··· TRECHO DO TEXTO ···
Formar cidadãos conscientes do papel dos políticos na sociedade, e, mais do que isso, do quão essencial deve ser a fidelidade a princípios éticos práticos que moldem o voto consciente no futuro. É esse o mote de um projeto social voltado a 4,2 mil crianças de 1 a 4 séries do Ensino Fundamental de escolas públicas de Piraquara (Região Metropolitana de Curitiba).
Aplicada em etapas desde o ano passado, a iniciativa batizada de Vila da Cidadania é desenvolvida pelo Instituto BS Colway com alunos carentes de 7 a 10 anos. Nesta segunda-feira, parte do que foi discutido em sala será empregado, na prática, em uma espécie de plebiscito no qual eles elegerão os ''partidos'' dos quais sairão, ano que vem, as chapas de ''candidatos''. Tudo é ficção, mas a idéia é que, a partir dela, os pequenos entendam melhor o que se passa na realidade.
··· DADOS FORNECIDOS ···
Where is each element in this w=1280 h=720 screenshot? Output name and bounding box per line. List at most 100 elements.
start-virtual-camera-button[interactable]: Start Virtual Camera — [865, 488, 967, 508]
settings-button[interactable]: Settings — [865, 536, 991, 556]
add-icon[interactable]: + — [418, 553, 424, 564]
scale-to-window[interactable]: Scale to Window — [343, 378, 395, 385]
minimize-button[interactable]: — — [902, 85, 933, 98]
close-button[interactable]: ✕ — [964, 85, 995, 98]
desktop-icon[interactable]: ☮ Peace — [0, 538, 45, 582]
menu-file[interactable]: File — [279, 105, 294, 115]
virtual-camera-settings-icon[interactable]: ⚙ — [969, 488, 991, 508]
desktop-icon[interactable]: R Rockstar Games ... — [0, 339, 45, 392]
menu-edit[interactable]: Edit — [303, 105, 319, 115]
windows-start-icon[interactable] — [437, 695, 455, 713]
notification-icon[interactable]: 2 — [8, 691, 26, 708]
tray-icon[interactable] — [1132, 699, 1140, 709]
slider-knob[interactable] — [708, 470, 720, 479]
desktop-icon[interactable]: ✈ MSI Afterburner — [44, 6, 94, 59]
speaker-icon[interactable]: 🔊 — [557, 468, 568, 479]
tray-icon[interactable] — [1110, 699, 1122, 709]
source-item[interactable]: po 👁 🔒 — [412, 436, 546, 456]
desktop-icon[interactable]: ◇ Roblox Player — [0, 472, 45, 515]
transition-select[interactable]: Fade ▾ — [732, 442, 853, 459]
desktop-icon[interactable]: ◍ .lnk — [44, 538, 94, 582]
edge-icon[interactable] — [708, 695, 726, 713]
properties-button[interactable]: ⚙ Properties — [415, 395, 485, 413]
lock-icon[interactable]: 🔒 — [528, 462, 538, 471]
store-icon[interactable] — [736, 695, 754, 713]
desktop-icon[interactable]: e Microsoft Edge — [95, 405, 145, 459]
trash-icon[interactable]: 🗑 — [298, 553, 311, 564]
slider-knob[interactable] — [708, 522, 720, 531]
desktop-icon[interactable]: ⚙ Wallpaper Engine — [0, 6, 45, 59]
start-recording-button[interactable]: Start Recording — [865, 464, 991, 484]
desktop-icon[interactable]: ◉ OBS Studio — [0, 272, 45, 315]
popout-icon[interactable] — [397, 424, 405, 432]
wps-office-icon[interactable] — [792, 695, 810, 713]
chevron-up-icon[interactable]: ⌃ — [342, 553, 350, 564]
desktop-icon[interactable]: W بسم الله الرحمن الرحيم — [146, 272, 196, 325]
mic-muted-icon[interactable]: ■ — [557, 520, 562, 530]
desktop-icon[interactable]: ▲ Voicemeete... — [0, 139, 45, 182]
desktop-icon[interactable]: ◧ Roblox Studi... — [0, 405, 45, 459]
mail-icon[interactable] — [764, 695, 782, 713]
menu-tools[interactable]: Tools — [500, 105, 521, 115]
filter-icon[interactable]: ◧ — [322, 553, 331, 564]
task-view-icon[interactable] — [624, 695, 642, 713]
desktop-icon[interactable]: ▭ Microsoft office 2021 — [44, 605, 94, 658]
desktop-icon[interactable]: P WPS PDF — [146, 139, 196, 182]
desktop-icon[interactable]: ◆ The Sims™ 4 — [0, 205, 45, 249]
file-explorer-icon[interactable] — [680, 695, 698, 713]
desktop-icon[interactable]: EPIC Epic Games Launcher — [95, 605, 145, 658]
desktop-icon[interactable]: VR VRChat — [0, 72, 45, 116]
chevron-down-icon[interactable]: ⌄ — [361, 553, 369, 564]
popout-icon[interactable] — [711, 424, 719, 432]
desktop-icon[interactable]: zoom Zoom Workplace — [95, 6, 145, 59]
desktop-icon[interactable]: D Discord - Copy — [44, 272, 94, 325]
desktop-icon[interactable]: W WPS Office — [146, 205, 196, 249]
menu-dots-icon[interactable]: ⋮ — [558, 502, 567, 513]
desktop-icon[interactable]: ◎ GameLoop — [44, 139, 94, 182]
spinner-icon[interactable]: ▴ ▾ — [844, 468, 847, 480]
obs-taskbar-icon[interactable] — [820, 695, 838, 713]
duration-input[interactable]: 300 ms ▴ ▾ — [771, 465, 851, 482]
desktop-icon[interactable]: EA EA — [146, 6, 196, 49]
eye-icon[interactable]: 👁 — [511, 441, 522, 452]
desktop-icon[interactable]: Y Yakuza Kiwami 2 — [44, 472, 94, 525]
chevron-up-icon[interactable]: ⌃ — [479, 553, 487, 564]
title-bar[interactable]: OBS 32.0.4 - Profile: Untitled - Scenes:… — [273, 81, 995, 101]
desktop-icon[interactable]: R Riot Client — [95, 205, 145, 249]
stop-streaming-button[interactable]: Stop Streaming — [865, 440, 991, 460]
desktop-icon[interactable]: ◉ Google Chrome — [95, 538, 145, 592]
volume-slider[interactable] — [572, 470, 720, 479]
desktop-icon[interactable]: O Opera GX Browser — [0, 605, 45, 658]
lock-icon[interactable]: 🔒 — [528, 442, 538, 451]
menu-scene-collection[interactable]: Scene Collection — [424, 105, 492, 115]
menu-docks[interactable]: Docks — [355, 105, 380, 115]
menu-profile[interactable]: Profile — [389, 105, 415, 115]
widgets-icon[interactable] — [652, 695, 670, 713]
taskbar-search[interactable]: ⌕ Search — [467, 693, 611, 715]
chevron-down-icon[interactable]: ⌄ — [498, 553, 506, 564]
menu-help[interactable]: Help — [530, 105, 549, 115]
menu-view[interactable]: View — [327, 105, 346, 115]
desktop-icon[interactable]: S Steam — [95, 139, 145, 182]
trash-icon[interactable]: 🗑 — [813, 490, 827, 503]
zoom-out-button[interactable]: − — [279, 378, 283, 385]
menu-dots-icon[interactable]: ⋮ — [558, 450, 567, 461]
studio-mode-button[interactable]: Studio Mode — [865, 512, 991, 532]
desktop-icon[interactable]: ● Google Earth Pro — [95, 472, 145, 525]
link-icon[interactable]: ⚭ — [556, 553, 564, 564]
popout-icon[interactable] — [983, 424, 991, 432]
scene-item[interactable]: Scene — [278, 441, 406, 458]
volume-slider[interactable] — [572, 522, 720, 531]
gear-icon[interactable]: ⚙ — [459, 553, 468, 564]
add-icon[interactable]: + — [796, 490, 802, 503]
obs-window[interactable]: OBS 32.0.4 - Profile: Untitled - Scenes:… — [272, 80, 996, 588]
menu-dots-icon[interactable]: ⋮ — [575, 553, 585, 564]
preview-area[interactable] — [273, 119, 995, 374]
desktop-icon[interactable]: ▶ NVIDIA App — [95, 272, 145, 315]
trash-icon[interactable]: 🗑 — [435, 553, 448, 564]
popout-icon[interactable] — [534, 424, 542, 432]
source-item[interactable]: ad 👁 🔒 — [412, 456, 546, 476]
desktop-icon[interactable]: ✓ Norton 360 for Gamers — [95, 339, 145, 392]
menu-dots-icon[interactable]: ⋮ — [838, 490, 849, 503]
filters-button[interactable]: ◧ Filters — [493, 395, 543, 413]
···
* _TAREFA 1_: No texto sobre a Vila da Cidadania, qual instituição desenvolve a iniciativa?
* _TAREFA 2_: Reescreva o trecho do texto sobre a Vila da Cidadania de "Formar cidadãos conscientes" até "passa na realidade.", inclusive, trocando "plebiscito" por "votação".

* _RESULTADO 1_: O Instituto BS Colway.

* _RESULTADO 2_:
Formar cidadãos conscientes do papel dos políticos na sociedade, e, mais do que isso, do quão essencial deve ser a fidelidade a princípios éticos práticos que moldem o voto consciente no futuro. É esse o mote de um projeto social voltado a 4,2 mil crianças de 1 a 4 séries do Ensino Fundamental de escolas públicas de Piraquara (Região Metropolitana de Curitiba).
Aplicada em etapas desde o ano passado, a iniciativa batizada de Vila da Cidadania é desenvolvida pelo Instituto BS Colway com alunos carentes de 7 a 10 anos. Nesta segunda-feira, parte do que foi discutido em sala será empregado, na prática, em uma espécie de votação no qual eles elegerão os ''partidos'' dos quais sairão, ano que vem, as chapas de ''candidatos''. Tudo é ficção, mas a idéia é que, a partir dela, os pequenos entendam melhor o que se passa na realidade.